- **Work instructions**
Would you transcribe each of the entries exactly, with nothing added or dropped?

- **The input**
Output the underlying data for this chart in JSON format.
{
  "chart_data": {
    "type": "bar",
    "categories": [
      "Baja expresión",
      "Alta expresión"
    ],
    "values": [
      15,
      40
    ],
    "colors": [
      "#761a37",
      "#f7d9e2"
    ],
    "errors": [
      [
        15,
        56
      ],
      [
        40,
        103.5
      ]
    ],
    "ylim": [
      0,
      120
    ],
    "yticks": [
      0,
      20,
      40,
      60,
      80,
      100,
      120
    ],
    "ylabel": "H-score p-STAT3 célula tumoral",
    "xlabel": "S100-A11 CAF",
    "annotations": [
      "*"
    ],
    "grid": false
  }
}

- **Exercise answer**
Output the underlying data for this chart in JSON format.
{
  "chart_data": {
    "type": "bar",
    "categories": [
      "Baja expresión",
      "Alta expresión"
    ],
    "values": [
      15,
      40
    ],
    "colors": [
      "#761a37",
      "#f7d9e2"
    ],
    "errors": [
      [
        15,
        56
      ],
      [
        40,
        103.5
      ]
    ],
    "ylim": [
      0,
      120
    ],
    "yticks": [
      0,
      20,
      40,
      60,
      80,
      100,
      120
    ],
    "ylabel": "H-score p-STAT3 célula tumoral",
    "xlabel": "S100-A11 CAF",
    "annotations": [
      "*"
    ],
    "grid": false
  }
}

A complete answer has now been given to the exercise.